Set all the material down again unchanged, without the pictures.
*** Supplied data
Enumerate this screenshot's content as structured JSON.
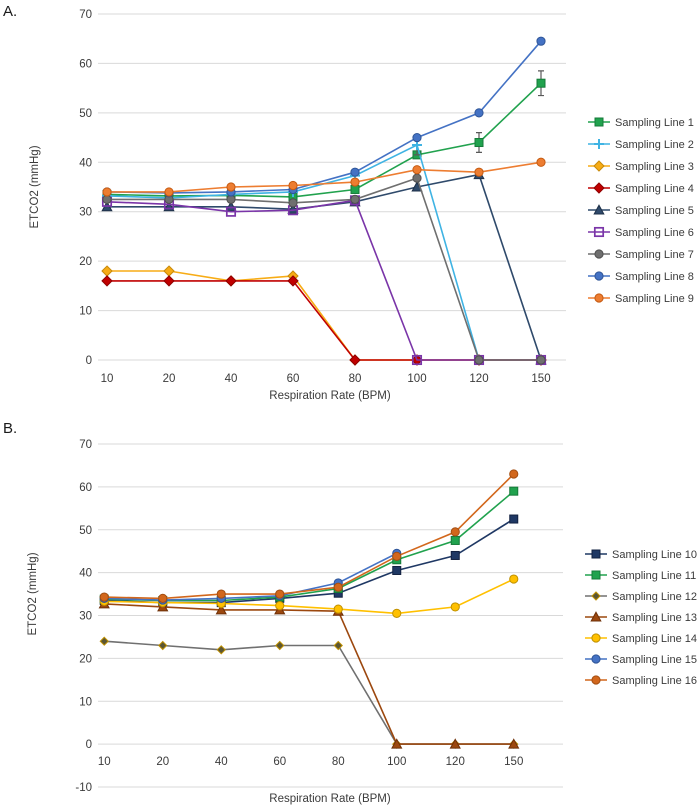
{
  "figure": {
    "panel_a_label": "A.",
    "panel_b_label": "B."
  },
  "chart_data": [
    {
      "id": "panel_a",
      "type": "line",
      "title": "",
      "xlabel": "Respiration Rate (BPM)",
      "ylabel": "ETCO2 (mmHg)",
      "categories": [
        10,
        20,
        40,
        60,
        80,
        100,
        120,
        150
      ],
      "ylim": [
        0,
        70
      ],
      "yticks": [
        0,
        10,
        20,
        30,
        40,
        50,
        60,
        70
      ],
      "grid": true,
      "legend_position": "right",
      "error_bar_color": "#595959",
      "series": [
        {
          "name": "Sampling Line 1",
          "color": "#21A24E",
          "edge": "#157A38",
          "marker": "square",
          "values": [
            33.5,
            33.2,
            33.3,
            33,
            34.5,
            41.5,
            44,
            56
          ],
          "error_bars": [
            {
              "x": 120,
              "pm": 2
            },
            {
              "x": 150,
              "pm": 2.5
            }
          ]
        },
        {
          "name": "Sampling Line 2",
          "color": "#3FB3E3",
          "marker": "plus",
          "values": [
            33.2,
            32.8,
            33.5,
            34,
            37.3,
            43.5,
            0,
            0
          ],
          "error_bars": [
            {
              "x": 100,
              "pm": 2
            }
          ]
        },
        {
          "name": "Sampling Line 3",
          "color": "#F7AC16",
          "edge": "#C88A0A",
          "marker": "diamond",
          "values": [
            18,
            18,
            16,
            17,
            0,
            0,
            0,
            0
          ]
        },
        {
          "name": "Sampling Line 4",
          "color": "#C00000",
          "edge": "#8F0000",
          "marker": "diamond",
          "values": [
            16,
            16,
            16,
            16,
            0,
            0,
            0,
            0
          ]
        },
        {
          "name": "Sampling Line 5",
          "color": "#2F4A6B",
          "edge": "#1E3048",
          "marker": "triangle",
          "values": [
            31,
            31,
            31,
            30.5,
            32,
            35,
            37.5,
            0
          ]
        },
        {
          "name": "Sampling Line 6",
          "color": "#7A35A8",
          "marker": "square-open",
          "values": [
            32,
            31.5,
            30,
            30.3,
            32.3,
            0,
            0,
            0
          ]
        },
        {
          "name": "Sampling Line 7",
          "color": "#6F6F6F",
          "edge": "#4F4F4F",
          "marker": "circle",
          "values": [
            32.5,
            32.5,
            32.5,
            31.8,
            32.5,
            36.8,
            0,
            0
          ]
        },
        {
          "name": "Sampling Line 8",
          "color": "#4472C4",
          "edge": "#2F5597",
          "marker": "circle",
          "values": [
            34,
            33.8,
            34,
            34.5,
            38,
            45,
            50,
            64.5
          ]
        },
        {
          "name": "Sampling Line 9",
          "color": "#ED7D31",
          "edge": "#C55A11",
          "marker": "circle",
          "values": [
            34,
            34,
            35,
            35.3,
            36,
            38.5,
            38,
            40
          ]
        }
      ]
    },
    {
      "id": "panel_b",
      "type": "line",
      "title": "",
      "xlabel": "Respiration Rate (BPM)",
      "ylabel": "ETCO2 (mmHg)",
      "categories": [
        10,
        20,
        40,
        60,
        80,
        100,
        120,
        150
      ],
      "ylim": [
        -10,
        70
      ],
      "yticks": [
        -10,
        0,
        10,
        20,
        30,
        40,
        50,
        60,
        70
      ],
      "grid": true,
      "legend_position": "right",
      "error_bar_color": "#595959",
      "series": [
        {
          "name": "Sampling Line 10",
          "color": "#1F3864",
          "edge": "#122140",
          "marker": "square",
          "values": [
            33.5,
            33,
            33,
            34,
            35.2,
            40.5,
            44,
            52.5
          ]
        },
        {
          "name": "Sampling Line 11",
          "color": "#21A24E",
          "edge": "#157A38",
          "marker": "square",
          "values": [
            33.8,
            33.5,
            33.5,
            34.3,
            36.3,
            43,
            47.5,
            59
          ]
        },
        {
          "name": "Sampling Line 12",
          "color": "#5B5633",
          "edge": "#BF9000",
          "line_color": "#707070",
          "marker": "diamond-small",
          "values": [
            24,
            23,
            22,
            23,
            23,
            0,
            0,
            0
          ]
        },
        {
          "name": "Sampling Line 13",
          "color": "#9C480F",
          "edge": "#6E3008",
          "marker": "triangle",
          "values": [
            32.7,
            32,
            31.3,
            31.3,
            31,
            0,
            0,
            0
          ]
        },
        {
          "name": "Sampling Line 14",
          "color": "#FFC000",
          "edge": "#BF9000",
          "marker": "circle",
          "values": [
            33.3,
            33,
            32.8,
            32.3,
            31.5,
            30.5,
            32,
            38.5
          ]
        },
        {
          "name": "Sampling Line 15",
          "color": "#4472C4",
          "edge": "#2F5597",
          "marker": "circle",
          "values": [
            34,
            33.6,
            34,
            34.6,
            37.6,
            44.5,
            null,
            null
          ]
        },
        {
          "name": "Sampling Line 16",
          "color": "#D2671C",
          "edge": "#A34E12",
          "marker": "circle",
          "values": [
            34.3,
            34,
            35,
            35,
            36.6,
            43.8,
            49.5,
            63
          ]
        }
      ]
    }
  ]
}
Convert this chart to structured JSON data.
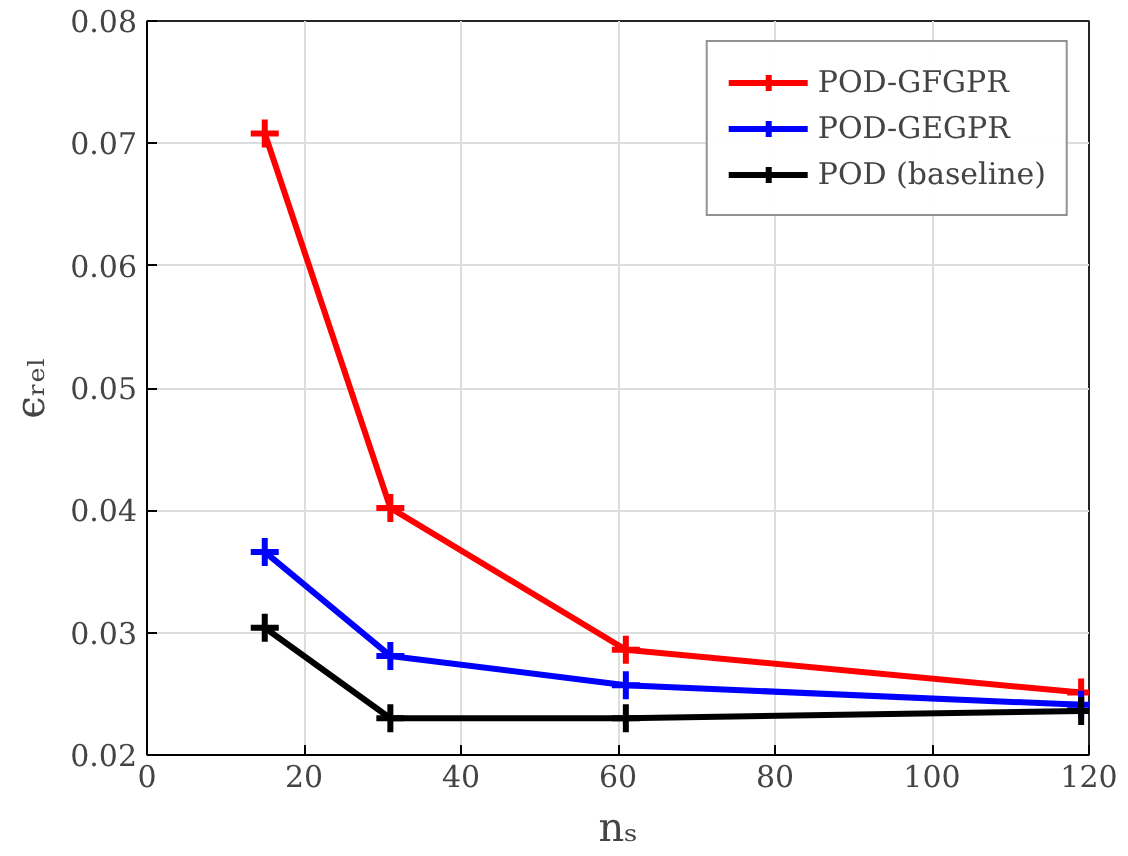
******
● **Right answer**:
Enumerate this screenshot's content as structured JSON.
{
  "figure": {
    "panel_a_label": "A.",
    "panel_b_label": "B."
  },
  "chart_data": [
    {
      "id": "panel_a",
      "type": "line",
      "title": "",
      "xlabel": "Respiration Rate (BPM)",
      "ylabel": "ETCO2 (mmHg)",
      "categories": [
        10,
        20,
        40,
        60,
        80,
        100,
        120,
        150
      ],
      "ylim": [
        0,
        70
      ],
      "yticks": [
        0,
        10,
        20,
        30,
        40,
        50,
        60,
        70
      ],
      "grid": true,
      "legend_position": "right",
      "error_bar_color": "#595959",
      "series": [
        {
          "name": "Sampling Line 1",
          "color": "#21A24E",
          "edge": "#157A38",
          "marker": "square",
          "values": [
            33.5,
            33.2,
            33.3,
            33,
            34.5,
            41.5,
            44,
            56
          ],
          "error_bars": [
            {
              "x": 120,
              "pm": 2
            },
            {
              "x": 150,
              "pm": 2.5
            }
          ]
        },
        {
          "name": "Sampling Line 2",
          "color": "#3FB3E3",
          "marker": "plus",
          "values": [
            33.2,
            32.8,
            33.5,
            34,
            37.3,
            43.5,
            0,
            0
          ],
          "error_bars": [
            {
              "x": 100,
              "pm": 2
            }
          ]
        },
        {
          "name": "Sampling Line 3",
          "color": "#F7AC16",
          "edge": "#C88A0A",
          "marker": "diamond",
          "values": [
            18,
            18,
            16,
            17,
            0,
            0,
            0,
            0
          ]
        },
        {
          "name": "Sampling Line 4",
          "color": "#C00000",
          "edge": "#8F0000",
          "marker": "diamond",
          "values": [
            16,
            16,
            16,
            16,
            0,
            0,
            0,
            0
          ]
        },
        {
          "name": "Sampling Line 5",
          "color": "#2F4A6B",
          "edge": "#1E3048",
          "marker": "triangle",
          "values": [
            31,
            31,
            31,
            30.5,
            32,
            35,
            37.5,
            0
          ]
        },
        {
          "name": "Sampling Line 6",
          "color": "#7A35A8",
          "marker": "square-open",
          "values": [
            32,
            31.5,
            30,
            30.3,
            32.3,
            0,
            0,
            0
          ]
        },
        {
          "name": "Sampling Line 7",
          "color": "#6F6F6F",
          "edge": "#4F4F4F",
          "marker": "circle",
          "values": [
            32.5,
            32.5,
            32.5,
            31.8,
            32.5,
            36.8,
            0,
            0
          ]
        },
        {
          "name": "Sampling Line 8",
          "color": "#4472C4",
          "edge": "#2F5597",
          "marker": "circle",
          "values": [
            34,
            33.8,
            34,
            34.5,
            38,
            45,
            50,
            64.5
          ]
        },
        {
          "name": "Sampling Line 9",
          "color": "#ED7D31",
          "edge": "#C55A11",
          "marker": "circle",
          "values": [
            34,
            34,
            35,
            35.3,
            36,
            38.5,
            38,
            40
          ]
        }
      ]
    },
    {
      "id": "panel_b",
      "type": "line",
      "title": "",
      "xlabel": "Respiration Rate (BPM)",
      "ylabel": "ETCO2 (mmHg)",
      "categories": [
        10,
        20,
        40,
        60,
        80,
        100,
        120,
        150
      ],
      "ylim": [
        -10,
        70
      ],
      "yticks": [
        -10,
        0,
        10,
        20,
        30,
        40,
        50,
        60,
        70
      ],
      "grid": true,
      "legend_position": "right",
      "error_bar_color": "#595959",
      "series": [
        {
          "name": "Sampling Line 10",
          "color": "#1F3864",
          "edge": "#122140",
          "marker": "square",
          "values": [
            33.5,
            33,
            33,
            34,
            35.2,
            40.5,
            44,
            52.5
          ]
        },
        {
          "name": "Sampling Line 11",
          "color": "#21A24E",
          "edge": "#157A38",
          "marker": "square",
          "values": [
            33.8,
            33.5,
            33.5,
            34.3,
            36.3,
            43,
            47.5,
            59
          ]
        },
        {
          "name": "Sampling Line 12",
          "color": "#5B5633",
          "edge": "#BF9000",
          "line_color": "#707070",
          "marker": "diamond-small",
          "values": [
            24,
            23,
            22,
            23,
            23,
            0,
            0,
            0
          ]
        },
        {
          "name": "Sampling Line 13",
          "color": "#9C480F",
          "edge": "#6E3008",
          "marker": "triangle",
          "values": [
            32.7,
            32,
            31.3,
            31.3,
            31,
            0,
            0,
            0
          ]
        },
        {
          "name": "Sampling Line 14",
          "color": "#FFC000",
          "edge": "#BF9000",
          "marker": "circle",
          "values": [
            33.3,
            33,
            32.8,
            32.3,
            31.5,
            30.5,
            32,
            38.5
          ]
        },
        {
          "name": "Sampling Line 15",
          "color": "#4472C4",
          "edge": "#2F5597",
          "marker": "circle",
          "values": [
            34,
            33.6,
            34,
            34.6,
            37.6,
            44.5,
            null,
            null
          ]
        },
        {
          "name": "Sampling Line 16",
          "color": "#D2671C",
          "edge": "#A34E12",
          "marker": "circle",
          "values": [
            34.3,
            34,
            35,
            35,
            36.6,
            43.8,
            49.5,
            63
          ]
        }
      ]
    }
  ]
}
Convert this chart to structured JSON data.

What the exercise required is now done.